== STATED TASK ==
Check every line below for the word "Florence" and copy the ones that have it.

== EXTRACTED INFORMATION ==

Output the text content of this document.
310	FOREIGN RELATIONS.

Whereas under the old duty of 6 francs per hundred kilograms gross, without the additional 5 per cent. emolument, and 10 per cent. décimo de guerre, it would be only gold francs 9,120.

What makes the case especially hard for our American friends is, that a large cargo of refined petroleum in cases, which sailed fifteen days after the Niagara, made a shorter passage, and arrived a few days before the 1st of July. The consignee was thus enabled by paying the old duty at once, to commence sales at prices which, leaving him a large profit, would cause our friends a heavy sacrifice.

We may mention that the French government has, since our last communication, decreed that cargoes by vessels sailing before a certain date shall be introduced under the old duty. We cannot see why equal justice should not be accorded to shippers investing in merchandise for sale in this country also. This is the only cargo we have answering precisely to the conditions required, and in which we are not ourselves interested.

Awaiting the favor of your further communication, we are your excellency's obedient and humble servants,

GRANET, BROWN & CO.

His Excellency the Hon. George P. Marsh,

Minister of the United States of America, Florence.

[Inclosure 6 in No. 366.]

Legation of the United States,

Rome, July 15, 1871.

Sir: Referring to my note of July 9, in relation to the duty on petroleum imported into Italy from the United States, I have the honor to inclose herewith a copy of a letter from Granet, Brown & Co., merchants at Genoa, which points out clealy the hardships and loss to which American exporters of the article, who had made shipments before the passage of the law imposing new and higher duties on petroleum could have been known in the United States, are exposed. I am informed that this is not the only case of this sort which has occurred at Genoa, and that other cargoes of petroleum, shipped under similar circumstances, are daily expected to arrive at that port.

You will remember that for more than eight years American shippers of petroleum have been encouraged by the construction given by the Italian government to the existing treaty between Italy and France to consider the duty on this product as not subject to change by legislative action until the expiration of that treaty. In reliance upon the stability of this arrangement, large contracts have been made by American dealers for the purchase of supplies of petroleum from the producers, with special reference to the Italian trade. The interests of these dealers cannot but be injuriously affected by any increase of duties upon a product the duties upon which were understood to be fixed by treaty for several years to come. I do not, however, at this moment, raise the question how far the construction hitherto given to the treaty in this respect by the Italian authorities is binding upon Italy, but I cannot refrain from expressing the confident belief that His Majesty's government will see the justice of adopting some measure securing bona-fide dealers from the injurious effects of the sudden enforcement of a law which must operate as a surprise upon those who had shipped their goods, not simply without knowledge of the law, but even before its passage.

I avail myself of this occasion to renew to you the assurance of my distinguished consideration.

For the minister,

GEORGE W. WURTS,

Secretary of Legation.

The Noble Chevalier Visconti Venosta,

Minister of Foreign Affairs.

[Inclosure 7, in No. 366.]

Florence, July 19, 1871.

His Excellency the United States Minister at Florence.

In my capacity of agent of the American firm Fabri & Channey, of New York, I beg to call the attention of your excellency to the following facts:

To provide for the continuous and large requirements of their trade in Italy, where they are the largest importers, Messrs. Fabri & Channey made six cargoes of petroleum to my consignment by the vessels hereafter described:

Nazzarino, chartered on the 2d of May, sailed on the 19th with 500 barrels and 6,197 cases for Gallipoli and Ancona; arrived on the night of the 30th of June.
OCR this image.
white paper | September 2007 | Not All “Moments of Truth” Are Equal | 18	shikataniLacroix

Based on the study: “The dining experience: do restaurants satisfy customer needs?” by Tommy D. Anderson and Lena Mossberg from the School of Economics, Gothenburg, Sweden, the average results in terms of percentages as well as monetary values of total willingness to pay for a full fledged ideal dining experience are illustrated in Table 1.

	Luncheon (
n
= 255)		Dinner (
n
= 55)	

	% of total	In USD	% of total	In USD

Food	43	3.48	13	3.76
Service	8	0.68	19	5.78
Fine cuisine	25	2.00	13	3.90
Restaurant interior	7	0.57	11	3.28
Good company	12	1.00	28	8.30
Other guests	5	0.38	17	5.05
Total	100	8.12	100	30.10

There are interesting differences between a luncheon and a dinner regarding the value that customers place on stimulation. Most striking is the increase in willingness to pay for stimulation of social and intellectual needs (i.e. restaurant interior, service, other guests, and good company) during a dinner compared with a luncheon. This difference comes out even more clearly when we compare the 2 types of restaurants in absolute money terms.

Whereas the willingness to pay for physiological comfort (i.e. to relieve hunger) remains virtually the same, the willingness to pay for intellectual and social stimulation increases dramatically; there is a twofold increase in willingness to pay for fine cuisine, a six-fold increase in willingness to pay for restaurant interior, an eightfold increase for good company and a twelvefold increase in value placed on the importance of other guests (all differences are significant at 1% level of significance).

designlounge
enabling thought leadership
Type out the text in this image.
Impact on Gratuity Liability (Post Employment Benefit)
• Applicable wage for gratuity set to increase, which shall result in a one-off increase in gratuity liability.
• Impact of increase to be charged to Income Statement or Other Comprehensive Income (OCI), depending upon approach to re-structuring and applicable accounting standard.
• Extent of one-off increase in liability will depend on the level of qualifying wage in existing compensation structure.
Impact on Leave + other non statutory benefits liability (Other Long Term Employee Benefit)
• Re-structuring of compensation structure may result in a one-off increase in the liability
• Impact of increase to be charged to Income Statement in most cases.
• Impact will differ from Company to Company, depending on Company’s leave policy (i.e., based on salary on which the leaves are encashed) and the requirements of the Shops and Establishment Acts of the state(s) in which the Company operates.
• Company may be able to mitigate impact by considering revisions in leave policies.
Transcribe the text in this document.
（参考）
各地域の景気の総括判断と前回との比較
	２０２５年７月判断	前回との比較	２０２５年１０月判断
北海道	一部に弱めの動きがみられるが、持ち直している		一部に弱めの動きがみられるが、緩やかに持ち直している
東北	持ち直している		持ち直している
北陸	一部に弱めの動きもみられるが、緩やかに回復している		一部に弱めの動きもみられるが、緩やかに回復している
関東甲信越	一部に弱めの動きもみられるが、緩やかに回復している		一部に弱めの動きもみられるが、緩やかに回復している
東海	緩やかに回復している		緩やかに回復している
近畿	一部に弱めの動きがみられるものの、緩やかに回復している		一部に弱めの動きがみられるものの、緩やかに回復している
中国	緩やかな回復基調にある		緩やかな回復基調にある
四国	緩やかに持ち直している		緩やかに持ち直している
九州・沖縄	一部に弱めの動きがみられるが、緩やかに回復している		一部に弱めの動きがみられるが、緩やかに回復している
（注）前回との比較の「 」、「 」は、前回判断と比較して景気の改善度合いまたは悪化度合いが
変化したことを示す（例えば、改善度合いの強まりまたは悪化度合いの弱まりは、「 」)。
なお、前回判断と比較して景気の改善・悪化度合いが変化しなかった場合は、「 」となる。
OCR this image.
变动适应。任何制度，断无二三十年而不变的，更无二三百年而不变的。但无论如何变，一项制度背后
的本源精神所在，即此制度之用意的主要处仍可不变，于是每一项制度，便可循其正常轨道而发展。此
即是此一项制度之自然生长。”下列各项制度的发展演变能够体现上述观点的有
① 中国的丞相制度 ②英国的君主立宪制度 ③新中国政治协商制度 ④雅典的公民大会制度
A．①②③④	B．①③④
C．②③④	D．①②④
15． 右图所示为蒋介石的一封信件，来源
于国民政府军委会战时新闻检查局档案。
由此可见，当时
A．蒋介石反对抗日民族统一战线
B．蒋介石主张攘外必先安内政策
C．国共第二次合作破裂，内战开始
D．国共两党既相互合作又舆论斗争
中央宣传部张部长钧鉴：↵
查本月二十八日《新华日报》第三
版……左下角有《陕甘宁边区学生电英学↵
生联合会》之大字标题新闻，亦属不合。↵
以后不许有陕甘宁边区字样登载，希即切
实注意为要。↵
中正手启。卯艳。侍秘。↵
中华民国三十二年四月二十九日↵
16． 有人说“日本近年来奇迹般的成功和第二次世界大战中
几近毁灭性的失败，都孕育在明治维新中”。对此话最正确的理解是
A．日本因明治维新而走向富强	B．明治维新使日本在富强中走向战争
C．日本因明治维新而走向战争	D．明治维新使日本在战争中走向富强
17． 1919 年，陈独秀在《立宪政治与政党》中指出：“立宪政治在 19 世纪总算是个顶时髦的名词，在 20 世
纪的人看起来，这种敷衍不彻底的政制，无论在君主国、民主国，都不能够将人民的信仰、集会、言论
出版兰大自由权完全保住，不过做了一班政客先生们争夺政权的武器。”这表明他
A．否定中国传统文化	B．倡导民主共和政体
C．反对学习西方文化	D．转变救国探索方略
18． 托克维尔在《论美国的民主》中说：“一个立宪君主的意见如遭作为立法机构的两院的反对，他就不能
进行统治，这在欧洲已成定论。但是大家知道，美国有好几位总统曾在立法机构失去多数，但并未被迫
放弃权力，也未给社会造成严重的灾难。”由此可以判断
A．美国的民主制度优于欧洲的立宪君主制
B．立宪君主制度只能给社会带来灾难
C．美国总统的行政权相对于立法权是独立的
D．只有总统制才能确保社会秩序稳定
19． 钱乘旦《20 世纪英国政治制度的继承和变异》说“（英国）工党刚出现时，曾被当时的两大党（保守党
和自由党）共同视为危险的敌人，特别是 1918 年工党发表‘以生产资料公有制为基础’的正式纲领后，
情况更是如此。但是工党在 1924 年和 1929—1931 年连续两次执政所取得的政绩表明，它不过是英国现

== ANSWER FOR THE TASK ==
Minister of the United States of America, Florence.
Florence, July 19, 1871.
His Excellency the United States Minister at Florence.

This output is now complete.